● **Task description**
Omit the images. Copy each entry word for word.

* begin *

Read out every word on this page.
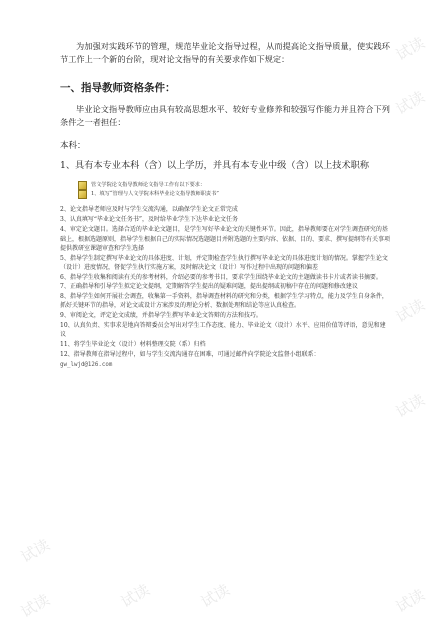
试读
试读
试读
试读
试读
试读
试读
试读
试读

为加强对实践环节的管理，规范毕业论文指导过程，从而提高论文指导质量，使实践环节工作上一个新的台阶，现对论文指导的有关要求作如下规定：

一、指导教师资格条件：

毕业论文指导教师应由具有较高思想水平、较好专业修养和较强写作能力并且符合下列条件之一者担任：

本科：
1、具有本专业本科（含）以上学历，并具有本专业中级（含）以上技术职称
管文学院论文指导教师论文指导工作有以下要求：
1、填写“管理与人文学院本科毕业论文指导教师职责书”

2、论文指导老师应及时与学生交流沟通，以确保学生论文正常完成

3、认真填写“毕业论文任务书”，及时给毕业学生下达毕业论文任务

4、审定论文题目。选择合适的毕业论文题目，是学生写好毕业论文的关键性环节。因此，指导教师要在对学生调查研究的基础上，根据选题原则，指导学生根据自己的实际情况选题题目并附选题的主要内容、依据、目的、要求、撰写提纲等有关事项提供教研室课题审查和学生选择

5、指导学生制定撰写毕业论文的具体进度、计划，并定期检查学生执行撰写毕业论文的具体进度计划的情况。掌握学生论文（设计）进度情况，督促学生执行实施方案，及时解决论文（设计）写作过程中出现的问题和偏差

6、指导学生收集和阅读有关的参考材料，介绍必要的参考书目，要求学生围绕毕业论文的主题做读书卡片或者读书摘要。

7、正确指导和引导学生拟定论文提纲，定期解答学生提出的疑难问题，提出提纲或初稿中存在的问题和修改建议

8、指导学生如何开展社会调查，收集第一手资料，指导调查材料的研究和分类，根据学生学习特点，能力及学生自身条件，抓好关键环节的指导，对论文或设计方案涉及的理论分析、数据处理和结论等应认真检查。

9、审阅论文，评定论文成绩，并指导学生撰写毕业论文答辩的方法和技巧。

10、认真负责、实事求是地向答辩委员会写出对学生工作态度、能力、毕业论文（设计）水平、应用价值等评语，意见和建议

11、将学生毕业论文（设计）材料整理交院（系）归档

12、指导教师在指导过程中，如与学生交流沟通存在困难，可通过邮件向学院论文监督小组联系：

gw_lwjd@126.com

* end *

● **Output below**
Read out every word on this page.
试读
试读
试读
试读
试读
试读
试读
试读
试读

为加强对实践环节的管理，规范毕业论文指导过程，从而提高论文指导质量，使实践环节工作上一个新的台阶，现对论文指导的有关要求作如下规定：

一、指导教师资格条件：

毕业论文指导教师应由具有较高思想水平、较好专业修养和较强写作能力并且符合下列条件之一者担任：

本科：
1、具有本专业本科（含）以上学历，并具有本专业中级（含）以上技术职称
管文学院论文指导教师论文指导工作有以下要求：
1、填写“管理与人文学院本科毕业论文指导教师职责书”

2、论文指导老师应及时与学生交流沟通，以确保学生论文正常完成

3、认真填写“毕业论文任务书”，及时给毕业学生下达毕业论文任务

4、审定论文题目。选择合适的毕业论文题目，是学生写好毕业论文的关键性环节。因此，指导教师要在对学生调查研究的基础上，根据选题原则，指导学生根据自己的实际情况选题题目并附选题的主要内容、依据、目的、要求、撰写提纲等有关事项提供教研室课题审查和学生选择

5、指导学生制定撰写毕业论文的具体进度、计划，并定期检查学生执行撰写毕业论文的具体进度计划的情况。掌握学生论文（设计）进度情况，督促学生执行实施方案，及时解决论文（设计）写作过程中出现的问题和偏差

6、指导学生收集和阅读有关的参考材料，介绍必要的参考书目，要求学生围绕毕业论文的主题做读书卡片或者读书摘要。

7、正确指导和引导学生拟定论文提纲，定期解答学生提出的疑难问题，提出提纲或初稿中存在的问题和修改建议

8、指导学生如何开展社会调查，收集第一手资料，指导调查材料的研究和分类，根据学生学习特点，能力及学生自身条件，抓好关键环节的指导，对论文或设计方案涉及的理论分析、数据处理和结论等应认真检查。

9、审阅论文，评定论文成绩，并指导学生撰写毕业论文答辩的方法和技巧。

10、认真负责、实事求是地向答辩委员会写出对学生工作态度、能力、毕业论文（设计）水平、应用价值等评语，意见和建议

11、将学生毕业论文（设计）材料整理交院（系）归档

12、指导教师在指导过程中，如与学生交流沟通存在困难，可通过邮件向学院论文监督小组联系：

gw_lwjd@126.com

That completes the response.